Given data:
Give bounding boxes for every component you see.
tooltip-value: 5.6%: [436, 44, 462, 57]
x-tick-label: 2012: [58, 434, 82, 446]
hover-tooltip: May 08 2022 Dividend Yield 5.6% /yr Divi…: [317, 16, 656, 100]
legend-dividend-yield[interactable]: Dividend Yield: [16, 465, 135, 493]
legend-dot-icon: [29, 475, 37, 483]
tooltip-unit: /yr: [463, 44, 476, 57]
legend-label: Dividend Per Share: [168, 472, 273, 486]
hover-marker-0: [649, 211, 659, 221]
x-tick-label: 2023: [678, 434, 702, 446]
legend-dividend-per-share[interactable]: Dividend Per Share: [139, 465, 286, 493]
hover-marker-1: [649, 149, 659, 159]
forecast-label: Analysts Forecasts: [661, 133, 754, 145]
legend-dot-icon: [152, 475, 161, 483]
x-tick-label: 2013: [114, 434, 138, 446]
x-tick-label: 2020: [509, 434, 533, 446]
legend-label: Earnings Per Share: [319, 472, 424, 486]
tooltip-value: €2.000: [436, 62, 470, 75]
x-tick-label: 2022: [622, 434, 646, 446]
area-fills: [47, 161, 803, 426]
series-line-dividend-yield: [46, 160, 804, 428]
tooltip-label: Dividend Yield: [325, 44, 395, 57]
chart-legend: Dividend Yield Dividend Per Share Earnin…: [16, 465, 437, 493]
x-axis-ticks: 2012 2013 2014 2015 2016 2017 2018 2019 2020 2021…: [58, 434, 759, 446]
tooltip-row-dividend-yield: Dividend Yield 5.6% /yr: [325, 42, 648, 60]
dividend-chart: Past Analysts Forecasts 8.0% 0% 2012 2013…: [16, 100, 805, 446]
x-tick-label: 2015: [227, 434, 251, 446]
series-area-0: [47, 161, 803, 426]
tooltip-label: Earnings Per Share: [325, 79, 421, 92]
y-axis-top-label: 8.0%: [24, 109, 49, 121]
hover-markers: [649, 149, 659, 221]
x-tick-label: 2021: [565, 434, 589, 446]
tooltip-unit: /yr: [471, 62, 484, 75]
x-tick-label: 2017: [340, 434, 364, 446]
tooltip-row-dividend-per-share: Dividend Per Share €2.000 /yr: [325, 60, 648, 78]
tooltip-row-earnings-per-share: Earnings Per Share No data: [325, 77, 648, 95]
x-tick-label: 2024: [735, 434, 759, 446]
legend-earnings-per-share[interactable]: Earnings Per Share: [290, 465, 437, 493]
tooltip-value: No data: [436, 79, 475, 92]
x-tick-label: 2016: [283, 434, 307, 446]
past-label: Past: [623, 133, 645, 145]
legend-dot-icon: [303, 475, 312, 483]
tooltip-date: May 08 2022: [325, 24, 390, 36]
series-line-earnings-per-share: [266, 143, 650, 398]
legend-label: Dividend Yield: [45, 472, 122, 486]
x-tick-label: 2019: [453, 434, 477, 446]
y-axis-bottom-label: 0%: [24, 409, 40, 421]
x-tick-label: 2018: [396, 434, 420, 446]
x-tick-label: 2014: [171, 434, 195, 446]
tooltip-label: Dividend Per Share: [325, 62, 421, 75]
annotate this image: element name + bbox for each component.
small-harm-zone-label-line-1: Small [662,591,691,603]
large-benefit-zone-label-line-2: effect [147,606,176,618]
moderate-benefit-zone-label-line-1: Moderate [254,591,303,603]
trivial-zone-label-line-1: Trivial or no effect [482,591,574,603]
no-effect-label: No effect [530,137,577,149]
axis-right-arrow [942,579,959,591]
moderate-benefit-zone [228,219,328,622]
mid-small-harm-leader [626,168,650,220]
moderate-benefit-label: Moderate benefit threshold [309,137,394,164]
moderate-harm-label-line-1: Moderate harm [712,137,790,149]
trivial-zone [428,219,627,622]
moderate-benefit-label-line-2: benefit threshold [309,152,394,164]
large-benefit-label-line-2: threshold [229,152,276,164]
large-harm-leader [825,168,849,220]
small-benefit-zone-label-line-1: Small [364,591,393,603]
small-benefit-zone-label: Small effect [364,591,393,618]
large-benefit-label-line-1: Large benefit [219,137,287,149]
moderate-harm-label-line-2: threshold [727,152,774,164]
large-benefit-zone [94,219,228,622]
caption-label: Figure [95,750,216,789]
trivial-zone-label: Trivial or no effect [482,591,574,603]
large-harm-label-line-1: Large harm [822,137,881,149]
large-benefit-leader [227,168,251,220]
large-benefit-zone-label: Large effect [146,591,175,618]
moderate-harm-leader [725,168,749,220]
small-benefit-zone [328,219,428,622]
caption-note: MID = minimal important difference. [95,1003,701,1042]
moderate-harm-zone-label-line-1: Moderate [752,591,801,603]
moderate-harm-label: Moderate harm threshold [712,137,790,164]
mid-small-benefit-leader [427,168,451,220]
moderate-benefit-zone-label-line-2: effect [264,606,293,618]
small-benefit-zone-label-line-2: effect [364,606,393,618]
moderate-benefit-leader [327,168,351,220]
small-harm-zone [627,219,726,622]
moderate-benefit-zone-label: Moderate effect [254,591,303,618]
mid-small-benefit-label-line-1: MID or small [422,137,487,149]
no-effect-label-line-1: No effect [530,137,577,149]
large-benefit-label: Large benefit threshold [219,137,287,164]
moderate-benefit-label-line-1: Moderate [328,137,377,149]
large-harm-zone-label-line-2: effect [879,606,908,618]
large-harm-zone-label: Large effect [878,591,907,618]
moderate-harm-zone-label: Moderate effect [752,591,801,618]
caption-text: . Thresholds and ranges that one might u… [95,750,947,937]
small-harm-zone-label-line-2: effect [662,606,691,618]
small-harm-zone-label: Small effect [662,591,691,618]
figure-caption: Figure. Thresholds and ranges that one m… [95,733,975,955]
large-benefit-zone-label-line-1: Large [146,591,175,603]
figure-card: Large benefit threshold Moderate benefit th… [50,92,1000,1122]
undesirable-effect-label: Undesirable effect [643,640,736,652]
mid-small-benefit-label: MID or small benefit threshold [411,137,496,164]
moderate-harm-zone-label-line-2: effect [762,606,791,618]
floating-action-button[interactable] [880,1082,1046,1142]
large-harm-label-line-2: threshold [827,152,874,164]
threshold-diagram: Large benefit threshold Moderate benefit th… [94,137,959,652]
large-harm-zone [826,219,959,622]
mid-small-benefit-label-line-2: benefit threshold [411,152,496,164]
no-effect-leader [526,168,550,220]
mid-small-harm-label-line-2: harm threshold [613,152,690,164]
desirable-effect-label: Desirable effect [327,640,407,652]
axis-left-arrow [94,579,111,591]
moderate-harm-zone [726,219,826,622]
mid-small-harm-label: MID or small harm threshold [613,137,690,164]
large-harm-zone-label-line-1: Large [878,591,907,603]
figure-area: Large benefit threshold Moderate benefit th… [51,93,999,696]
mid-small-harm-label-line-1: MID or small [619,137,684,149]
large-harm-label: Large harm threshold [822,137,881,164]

Work instructions: Reproduce every line of the records above without any alteration.

Exercise result:
Give bounding boxes for every component you see.
tooltip-value: 5.6%: [436, 44, 462, 57]
x-tick-label: 2012: [58, 434, 82, 446]
hover-tooltip: May 08 2022 Dividend Yield 5.6% /yr Divi…: [317, 16, 656, 100]
legend-dividend-yield[interactable]: Dividend Yield: [16, 465, 135, 493]
legend-dot-icon: [29, 475, 37, 483]
tooltip-unit: /yr: [463, 44, 476, 57]
legend-label: Dividend Per Share: [168, 472, 273, 486]
hover-marker-0: [649, 211, 659, 221]
x-tick-label: 2023: [678, 434, 702, 446]
legend-dividend-per-share[interactable]: Dividend Per Share: [139, 465, 286, 493]
hover-marker-1: [649, 149, 659, 159]
forecast-label: Analysts Forecasts: [661, 133, 754, 145]
legend-dot-icon: [152, 475, 161, 483]
x-tick-label: 2013: [114, 434, 138, 446]
x-tick-label: 2020: [509, 434, 533, 446]
legend-label: Earnings Per Share: [319, 472, 424, 486]
tooltip-value: €2.000: [436, 62, 470, 75]
x-tick-label: 2022: [622, 434, 646, 446]
area-fills: [47, 161, 803, 426]
series-line-dividend-yield: [46, 160, 804, 428]
tooltip-label: Dividend Yield: [325, 44, 395, 57]
chart-legend: Dividend Yield Dividend Per Share Earnin…: [16, 465, 437, 493]
x-axis-ticks: 2012 2013 2014 2015 2016 2017 2018 2019 2020 2021…: [58, 434, 759, 446]
tooltip-row-dividend-yield: Dividend Yield 5.6% /yr: [325, 42, 648, 60]
dividend-chart: Past Analysts Forecasts 8.0% 0% 2012 2013…: [16, 100, 805, 446]
x-tick-label: 2015: [227, 434, 251, 446]
series-area-0: [47, 161, 803, 426]
tooltip-label: Earnings Per Share: [325, 79, 421, 92]
y-axis-top-label: 8.0%: [24, 109, 49, 121]
hover-markers: [649, 149, 659, 221]
x-tick-label: 2021: [565, 434, 589, 446]
tooltip-unit: /yr: [471, 62, 484, 75]
x-tick-label: 2017: [340, 434, 364, 446]
tooltip-row-dividend-per-share: Dividend Per Share €2.000 /yr: [325, 60, 648, 78]
tooltip-row-earnings-per-share: Earnings Per Share No data: [325, 77, 648, 95]
x-tick-label: 2024: [735, 434, 759, 446]
legend-earnings-per-share[interactable]: Earnings Per Share: [290, 465, 437, 493]
tooltip-value: No data: [436, 79, 475, 92]
x-tick-label: 2016: [283, 434, 307, 446]
past-label: Past: [623, 133, 645, 145]
legend-dot-icon: [303, 475, 312, 483]
tooltip-date: May 08 2022: [325, 24, 390, 36]
series-line-earnings-per-share: [266, 143, 650, 398]
legend-label: Dividend Yield: [45, 472, 122, 486]
x-tick-label: 2019: [453, 434, 477, 446]
y-axis-bottom-label: 0%: [24, 409, 40, 421]
x-tick-label: 2018: [396, 434, 420, 446]
x-tick-label: 2014: [171, 434, 195, 446]
tooltip-label: Dividend Per Share: [325, 62, 421, 75]
annotate this image: element name + bbox for each component.
small-harm-zone-label-line-1: Small [662,591,691,603]
large-benefit-zone-label-line-2: effect [147,606,176,618]
moderate-benefit-zone-label-line-1: Moderate [254,591,303,603]
trivial-zone-label-line-1: Trivial or no effect [482,591,574,603]
no-effect-label: No effect [530,137,577,149]
axis-right-arrow [942,579,959,591]
moderate-benefit-zone [228,219,328,622]
mid-small-harm-leader [626,168,650,220]
moderate-benefit-label: Moderate benefit threshold [309,137,394,164]
moderate-harm-label-line-1: Moderate harm [712,137,790,149]
trivial-zone [428,219,627,622]
moderate-benefit-label-line-2: benefit threshold [309,152,394,164]
large-benefit-label-line-2: threshold [229,152,276,164]
large-harm-leader [825,168,849,220]
small-benefit-zone-label-line-1: Small [364,591,393,603]
small-benefit-zone-label: Small effect [364,591,393,618]
large-benefit-label-line-1: Large benefit [219,137,287,149]
moderate-harm-label-line-2: threshold [727,152,774,164]
large-benefit-zone [94,219,228,622]
caption-label: Figure [95,750,216,789]
trivial-zone-label: Trivial or no effect [482,591,574,603]
large-harm-label-line-1: Large harm [822,137,881,149]
large-benefit-leader [227,168,251,220]
large-benefit-zone-label: Large effect [146,591,175,618]
moderate-harm-leader [725,168,749,220]
small-benefit-zone [328,219,428,622]
caption-note: MID = minimal important difference. [95,1003,701,1042]
moderate-harm-zone-label-line-1: Moderate [752,591,801,603]
moderate-harm-label: Moderate harm threshold [712,137,790,164]
mid-small-benefit-leader [427,168,451,220]
moderate-benefit-zone-label-line-2: effect [264,606,293,618]
small-benefit-zone-label-line-2: effect [364,606,393,618]
moderate-benefit-leader [327,168,351,220]
small-harm-zone [627,219,726,622]
moderate-benefit-zone-label: Moderate effect [254,591,303,618]
mid-small-benefit-label-line-1: MID or small [422,137,487,149]
no-effect-label-line-1: No effect [530,137,577,149]
large-benefit-label: Large benefit threshold [219,137,287,164]
moderate-benefit-label-line-1: Moderate [328,137,377,149]
large-harm-zone-label-line-2: effect [879,606,908,618]
large-harm-zone-label: Large effect [878,591,907,618]
moderate-harm-zone-label: Moderate effect [752,591,801,618]
caption-text: . Thresholds and ranges that one might u… [95,750,947,937]
small-harm-zone-label-line-2: effect [662,606,691,618]
small-harm-zone-label: Small effect [662,591,691,618]
figure-caption: Figure. Thresholds and ranges that one m… [95,733,975,955]
large-benefit-zone-label-line-1: Large [146,591,175,603]
figure-card: Large benefit threshold Moderate benefit th… [50,92,1000,1122]
undesirable-effect-label: Undesirable effect [643,640,736,652]
mid-small-benefit-label: MID or small benefit threshold [411,137,496,164]
moderate-harm-zone-label-line-2: effect [762,606,791,618]
floating-action-button[interactable] [880,1082,1046,1142]
large-harm-label-line-2: threshold [827,152,874,164]
threshold-diagram: Large benefit threshold Moderate benefit th… [94,137,959,652]
large-harm-zone [826,219,959,622]
mid-small-benefit-label-line-2: benefit threshold [411,152,496,164]
no-effect-leader [526,168,550,220]
mid-small-harm-label-line-2: harm threshold [613,152,690,164]
desirable-effect-label: Desirable effect [327,640,407,652]
axis-left-arrow [94,579,111,591]
moderate-harm-zone [726,219,826,622]
mid-small-harm-label: MID or small harm threshold [613,137,690,164]
large-harm-zone-label-line-1: Large [878,591,907,603]
figure-area: Large benefit threshold Moderate benefit th… [51,93,999,696]
mid-small-harm-label-line-1: MID or small [619,137,684,149]
large-harm-label: Large harm threshold [822,137,881,164]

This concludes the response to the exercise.